─── Exercise material

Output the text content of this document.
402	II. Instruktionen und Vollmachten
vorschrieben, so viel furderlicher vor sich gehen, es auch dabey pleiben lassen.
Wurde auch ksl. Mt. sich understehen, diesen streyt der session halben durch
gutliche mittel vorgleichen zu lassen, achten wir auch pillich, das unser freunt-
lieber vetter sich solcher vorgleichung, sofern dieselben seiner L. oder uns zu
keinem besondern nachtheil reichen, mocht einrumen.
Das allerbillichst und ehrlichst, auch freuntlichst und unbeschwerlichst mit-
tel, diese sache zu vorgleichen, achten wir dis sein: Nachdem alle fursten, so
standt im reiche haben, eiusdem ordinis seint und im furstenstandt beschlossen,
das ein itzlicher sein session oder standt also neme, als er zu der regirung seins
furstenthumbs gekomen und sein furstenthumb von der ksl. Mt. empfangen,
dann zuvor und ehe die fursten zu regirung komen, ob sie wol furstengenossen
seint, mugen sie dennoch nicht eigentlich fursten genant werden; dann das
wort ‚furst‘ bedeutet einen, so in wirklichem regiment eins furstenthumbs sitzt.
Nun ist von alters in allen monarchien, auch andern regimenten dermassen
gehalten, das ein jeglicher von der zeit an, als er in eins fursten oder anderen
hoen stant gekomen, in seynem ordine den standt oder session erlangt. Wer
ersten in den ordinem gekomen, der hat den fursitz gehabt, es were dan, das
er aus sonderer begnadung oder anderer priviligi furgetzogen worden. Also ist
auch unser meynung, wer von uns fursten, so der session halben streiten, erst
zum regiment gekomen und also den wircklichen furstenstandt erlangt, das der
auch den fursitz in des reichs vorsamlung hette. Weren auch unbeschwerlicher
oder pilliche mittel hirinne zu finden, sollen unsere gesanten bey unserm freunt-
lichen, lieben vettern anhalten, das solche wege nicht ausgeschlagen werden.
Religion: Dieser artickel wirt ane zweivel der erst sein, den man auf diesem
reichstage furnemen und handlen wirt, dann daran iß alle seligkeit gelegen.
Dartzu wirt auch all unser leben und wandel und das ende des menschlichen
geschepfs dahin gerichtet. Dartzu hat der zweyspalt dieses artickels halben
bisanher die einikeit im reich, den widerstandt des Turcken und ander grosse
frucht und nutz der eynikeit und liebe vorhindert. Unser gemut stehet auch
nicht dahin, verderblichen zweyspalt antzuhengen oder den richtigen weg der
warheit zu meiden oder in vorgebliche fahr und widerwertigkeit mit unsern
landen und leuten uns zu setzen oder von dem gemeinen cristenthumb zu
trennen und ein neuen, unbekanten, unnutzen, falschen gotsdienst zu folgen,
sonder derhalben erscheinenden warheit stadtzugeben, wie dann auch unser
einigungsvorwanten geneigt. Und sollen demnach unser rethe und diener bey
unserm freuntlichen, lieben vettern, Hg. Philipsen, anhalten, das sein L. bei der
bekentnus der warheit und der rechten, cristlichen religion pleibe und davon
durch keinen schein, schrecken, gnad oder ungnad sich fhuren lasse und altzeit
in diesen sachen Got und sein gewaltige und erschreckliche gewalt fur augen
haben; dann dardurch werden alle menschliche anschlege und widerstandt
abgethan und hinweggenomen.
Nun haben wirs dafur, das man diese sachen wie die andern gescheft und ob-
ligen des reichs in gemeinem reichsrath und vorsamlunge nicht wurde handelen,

──────

### Prompt
Search the records above for "warheit" and copy every line that has it.

### Answer box
warheit zu meiden oder in vorgebliche fahr und widerwertigkeit mit unsern
sonder derhalben erscheinenden warheit stadtzugeben, wie dann auch unser
bekentnus der warheit und der rechten, cristlichen religion pleibe und davon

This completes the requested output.